** Brief **
Every entry that follows needs to be repeated exactly.

##########

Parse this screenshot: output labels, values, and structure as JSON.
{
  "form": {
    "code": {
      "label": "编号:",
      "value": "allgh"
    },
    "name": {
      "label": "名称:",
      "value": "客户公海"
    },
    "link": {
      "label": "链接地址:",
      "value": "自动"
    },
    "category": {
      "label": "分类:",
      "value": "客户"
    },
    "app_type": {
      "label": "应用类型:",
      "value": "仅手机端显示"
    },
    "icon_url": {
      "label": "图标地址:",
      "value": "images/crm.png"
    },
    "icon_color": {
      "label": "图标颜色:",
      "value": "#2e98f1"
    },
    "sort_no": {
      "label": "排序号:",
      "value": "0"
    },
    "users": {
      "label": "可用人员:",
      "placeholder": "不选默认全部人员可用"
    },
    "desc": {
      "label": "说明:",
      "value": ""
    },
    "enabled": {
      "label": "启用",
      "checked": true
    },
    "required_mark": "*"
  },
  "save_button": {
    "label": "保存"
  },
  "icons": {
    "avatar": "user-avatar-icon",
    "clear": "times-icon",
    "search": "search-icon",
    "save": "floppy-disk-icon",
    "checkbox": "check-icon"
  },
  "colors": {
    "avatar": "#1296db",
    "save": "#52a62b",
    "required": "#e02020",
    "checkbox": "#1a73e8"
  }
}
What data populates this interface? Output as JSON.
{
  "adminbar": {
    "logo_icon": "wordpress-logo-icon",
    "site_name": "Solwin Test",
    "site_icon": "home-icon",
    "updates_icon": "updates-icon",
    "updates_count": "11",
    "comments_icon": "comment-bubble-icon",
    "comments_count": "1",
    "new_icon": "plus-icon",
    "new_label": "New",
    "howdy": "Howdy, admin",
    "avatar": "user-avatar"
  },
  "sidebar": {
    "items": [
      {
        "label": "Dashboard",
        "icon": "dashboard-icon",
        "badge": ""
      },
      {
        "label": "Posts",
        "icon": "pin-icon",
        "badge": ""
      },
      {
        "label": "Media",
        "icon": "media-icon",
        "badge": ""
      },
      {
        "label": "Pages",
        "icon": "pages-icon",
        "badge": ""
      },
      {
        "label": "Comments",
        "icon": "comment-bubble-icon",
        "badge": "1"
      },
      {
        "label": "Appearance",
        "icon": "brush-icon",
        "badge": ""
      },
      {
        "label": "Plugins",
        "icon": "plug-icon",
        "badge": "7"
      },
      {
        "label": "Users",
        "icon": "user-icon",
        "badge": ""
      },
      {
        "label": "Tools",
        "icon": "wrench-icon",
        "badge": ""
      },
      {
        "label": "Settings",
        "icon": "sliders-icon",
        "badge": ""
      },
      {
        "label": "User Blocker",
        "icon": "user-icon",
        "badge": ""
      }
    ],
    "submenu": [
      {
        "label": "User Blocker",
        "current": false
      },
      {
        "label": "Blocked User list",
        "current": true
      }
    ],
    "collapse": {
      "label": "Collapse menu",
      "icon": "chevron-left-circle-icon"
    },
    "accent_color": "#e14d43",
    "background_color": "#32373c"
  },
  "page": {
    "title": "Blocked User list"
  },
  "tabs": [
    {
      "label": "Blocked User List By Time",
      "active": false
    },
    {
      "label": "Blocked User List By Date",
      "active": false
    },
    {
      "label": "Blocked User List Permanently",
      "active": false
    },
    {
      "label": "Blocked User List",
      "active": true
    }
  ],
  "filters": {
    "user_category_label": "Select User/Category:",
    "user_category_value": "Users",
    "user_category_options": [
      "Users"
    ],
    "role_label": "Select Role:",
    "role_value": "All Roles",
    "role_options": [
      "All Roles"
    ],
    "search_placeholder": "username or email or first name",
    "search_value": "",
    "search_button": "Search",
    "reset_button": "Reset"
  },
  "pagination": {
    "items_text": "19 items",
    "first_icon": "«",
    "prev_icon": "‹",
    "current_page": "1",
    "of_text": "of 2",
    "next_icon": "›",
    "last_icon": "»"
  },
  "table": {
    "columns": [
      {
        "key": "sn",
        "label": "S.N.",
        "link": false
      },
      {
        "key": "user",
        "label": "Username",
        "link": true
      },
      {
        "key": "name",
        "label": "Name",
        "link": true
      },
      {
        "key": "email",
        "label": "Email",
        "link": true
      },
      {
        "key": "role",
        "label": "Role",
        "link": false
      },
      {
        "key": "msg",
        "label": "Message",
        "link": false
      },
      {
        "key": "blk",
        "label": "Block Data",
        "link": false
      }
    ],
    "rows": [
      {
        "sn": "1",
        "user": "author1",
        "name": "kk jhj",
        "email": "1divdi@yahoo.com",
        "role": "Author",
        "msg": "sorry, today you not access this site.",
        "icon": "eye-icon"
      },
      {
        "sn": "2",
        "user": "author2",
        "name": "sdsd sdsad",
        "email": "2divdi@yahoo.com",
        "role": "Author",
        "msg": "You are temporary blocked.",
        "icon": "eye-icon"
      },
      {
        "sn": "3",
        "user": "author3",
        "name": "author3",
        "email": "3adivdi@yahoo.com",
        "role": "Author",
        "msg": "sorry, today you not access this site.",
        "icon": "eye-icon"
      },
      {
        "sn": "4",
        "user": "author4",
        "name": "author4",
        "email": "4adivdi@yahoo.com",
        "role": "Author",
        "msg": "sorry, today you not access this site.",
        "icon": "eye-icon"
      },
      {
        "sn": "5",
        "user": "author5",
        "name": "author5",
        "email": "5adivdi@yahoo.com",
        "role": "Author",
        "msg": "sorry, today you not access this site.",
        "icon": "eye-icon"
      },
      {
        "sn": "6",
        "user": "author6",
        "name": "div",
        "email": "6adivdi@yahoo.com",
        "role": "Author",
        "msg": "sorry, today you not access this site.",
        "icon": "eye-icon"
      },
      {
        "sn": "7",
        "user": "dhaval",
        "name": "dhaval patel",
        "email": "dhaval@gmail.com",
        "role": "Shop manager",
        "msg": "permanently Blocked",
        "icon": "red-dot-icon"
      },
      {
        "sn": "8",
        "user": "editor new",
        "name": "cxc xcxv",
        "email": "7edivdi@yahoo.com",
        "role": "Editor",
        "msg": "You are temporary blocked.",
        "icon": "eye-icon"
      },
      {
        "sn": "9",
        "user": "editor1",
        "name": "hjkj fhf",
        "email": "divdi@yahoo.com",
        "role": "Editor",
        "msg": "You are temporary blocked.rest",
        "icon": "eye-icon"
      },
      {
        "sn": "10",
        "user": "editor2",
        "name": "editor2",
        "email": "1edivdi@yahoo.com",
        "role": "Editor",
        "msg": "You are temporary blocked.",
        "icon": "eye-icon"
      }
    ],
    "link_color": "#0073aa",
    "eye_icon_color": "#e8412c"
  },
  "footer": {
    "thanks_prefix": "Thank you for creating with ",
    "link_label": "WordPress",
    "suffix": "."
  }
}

##########

** Exercise answer **
Parse this screenshot: output labels, values, and structure as JSON.
{
  "form": {
    "code": {
      "label": "编号:",
      "value": "allgh"
    },
    "name": {
      "label": "名称:",
      "value": "客户公海"
    },
    "link": {
      "label": "链接地址:",
      "value": "自动"
    },
    "category": {
      "label": "分类:",
      "value": "客户"
    },
    "app_type": {
      "label": "应用类型:",
      "value": "仅手机端显示"
    },
    "icon_url": {
      "label": "图标地址:",
      "value": "images/crm.png"
    },
    "icon_color": {
      "label": "图标颜色:",
      "value": "#2e98f1"
    },
    "sort_no": {
      "label": "排序号:",
      "value": "0"
    },
    "users": {
      "label": "可用人员:",
      "placeholder": "不选默认全部人员可用"
    },
    "desc": {
      "label": "说明:",
      "value": ""
    },
    "enabled": {
      "label": "启用",
      "checked": true
    },
    "required_mark": "*"
  },
  "save_button": {
    "label": "保存"
  },
  "icons": {
    "avatar": "user-avatar-icon",
    "clear": "times-icon",
    "search": "search-icon",
    "save": "floppy-disk-icon",
    "checkbox": "check-icon"
  },
  "colors": {
    "avatar": "#1296db",
    "save": "#52a62b",
    "required": "#e02020",
    "checkbox": "#1a73e8"
  }
}
What data populates this interface? Output as JSON.
{
  "adminbar": {
    "logo_icon": "wordpress-logo-icon",
    "site_name": "Solwin Test",
    "site_icon": "home-icon",
    "updates_icon": "updates-icon",
    "updates_count": "11",
    "comments_icon": "comment-bubble-icon",
    "comments_count": "1",
    "new_icon": "plus-icon",
    "new_label": "New",
    "howdy": "Howdy, admin",
    "avatar": "user-avatar"
  },
  "sidebar": {
    "items": [
      {
        "label": "Dashboard",
        "icon": "dashboard-icon",
        "badge": ""
      },
      {
        "label": "Posts",
        "icon": "pin-icon",
        "badge": ""
      },
      {
        "label": "Media",
        "icon": "media-icon",
        "badge": ""
      },
      {
        "label": "Pages",
        "icon": "pages-icon",
        "badge": ""
      },
      {
        "label": "Comments",
        "icon": "comment-bubble-icon",
        "badge": "1"
      },
      {
        "label": "Appearance",
        "icon": "brush-icon",
        "badge": ""
      },
      {
        "label": "Plugins",
        "icon": "plug-icon",
        "badge": "7"
      },
      {
        "label": "Users",
        "icon": "user-icon",
        "badge": ""
      },
      {
        "label": "Tools",
        "icon": "wrench-icon",
        "badge": ""
      },
      {
        "label": "Settings",
        "icon": "sliders-icon",
        "badge": ""
      },
      {
        "label": "User Blocker",
        "icon": "user-icon",
        "badge": ""
      }
    ],
    "submenu": [
      {
        "label": "User Blocker",
        "current": false
      },
      {
        "label": "Blocked User list",
        "current": true
      }
    ],
    "collapse": {
      "label": "Collapse menu",
      "icon": "chevron-left-circle-icon"
    },
    "accent_color": "#e14d43",
    "background_color": "#32373c"
  },
  "page": {
    "title": "Blocked User list"
  },
  "tabs": [
    {
      "label": "Blocked User List By Time",
      "active": false
    },
    {
      "label": "Blocked User List By Date",
      "active": false
    },
    {
      "label": "Blocked User List Permanently",
      "active": false
    },
    {
      "label": "Blocked User List",
      "active": true
    }
  ],
  "filters": {
    "user_category_label": "Select User/Category:",
    "user_category_value": "Users",
    "user_category_options": [
      "Users"
    ],
    "role_label": "Select Role:",
    "role_value": "All Roles",
    "role_options": [
      "All Roles"
    ],
    "search_placeholder": "username or email or first name",
    "search_value": "",
    "search_button": "Search",
    "reset_button": "Reset"
  },
  "pagination": {
    "items_text": "19 items",
    "first_icon": "«",
    "prev_icon": "‹",
    "current_page": "1",
    "of_text": "of 2",
    "next_icon": "›",
    "last_icon": "»"
  },
  "table": {
    "columns": [
      {
        "key": "sn",
        "label": "S.N.",
        "link": false
      },
      {
        "key": "user",
        "label": "Username",
        "link": true
      },
      {
        "key": "name",
        "label": "Name",
        "link": true
      },
      {
        "key": "email",
        "label": "Email",
        "link": true
      },
      {
        "key": "role",
        "label": "Role",
        "link": false
      },
      {
        "key": "msg",
        "label": "Message",
        "link": false
      },
      {
        "key": "blk",
        "label": "Block Data",
        "link": false
      }
    ],
    "rows": [
      {
        "sn": "1",
        "user": "author1",
        "name": "kk jhj",
        "email": "1divdi@yahoo.com",
        "role": "Author",
        "msg": "sorry, today you not access this site.",
        "icon": "eye-icon"
      },
      {
        "sn": "2",
        "user": "author2",
        "name": "sdsd sdsad",
        "email": "2divdi@yahoo.com",
        "role": "Author",
        "msg": "You are temporary blocked.",
        "icon": "eye-icon"
      },
      {
        "sn": "3",
        "user": "author3",
        "name": "author3",
        "email": "3adivdi@yahoo.com",
        "role": "Author",
        "msg": "sorry, today you not access this site.",
        "icon": "eye-icon"
      },
      {
        "sn": "4",
        "user": "author4",
        "name": "author4",
        "email": "4adivdi@yahoo.com",
        "role": "Author",
        "msg": "sorry, today you not access this site.",
        "icon": "eye-icon"
      },
      {
        "sn": "5",
        "user": "author5",
        "name": "author5",
        "email": "5adivdi@yahoo.com",
        "role": "Author",
        "msg": "sorry, today you not access this site.",
        "icon": "eye-icon"
      },
      {
        "sn": "6",
        "user": "author6",
        "name": "div",
        "email": "6adivdi@yahoo.com",
        "role": "Author",
        "msg": "sorry, today you not access this site.",
        "icon": "eye-icon"
      },
      {
        "sn": "7",
        "user": "dhaval",
        "name": "dhaval patel",
        "email": "dhaval@gmail.com",
        "role": "Shop manager",
        "msg": "permanently Blocked",
        "icon": "red-dot-icon"
      },
      {
        "sn": "8",
        "user": "editor new",
        "name": "cxc xcxv",
        "email": "7edivdi@yahoo.com",
        "role": "Editor",
        "msg": "You are temporary blocked.",
        "icon": "eye-icon"
      },
      {
        "sn": "9",
        "user": "editor1",
        "name": "hjkj fhf",
        "email": "divdi@yahoo.com",
        "role": "Editor",
        "msg": "You are temporary blocked.rest",
        "icon": "eye-icon"
      },
      {
        "sn": "10",
        "user": "editor2",
        "name": "editor2",
        "email": "1edivdi@yahoo.com",
        "role": "Editor",
        "msg": "You are temporary blocked.",
        "icon": "eye-icon"
      }
    ],
    "link_color": "#0073aa",
    "eye_icon_color": "#e8412c"
  },
  "footer": {
    "thanks_prefix": "Thank you for creating with ",
    "link_label": "WordPress",
    "suffix": "."
  }
}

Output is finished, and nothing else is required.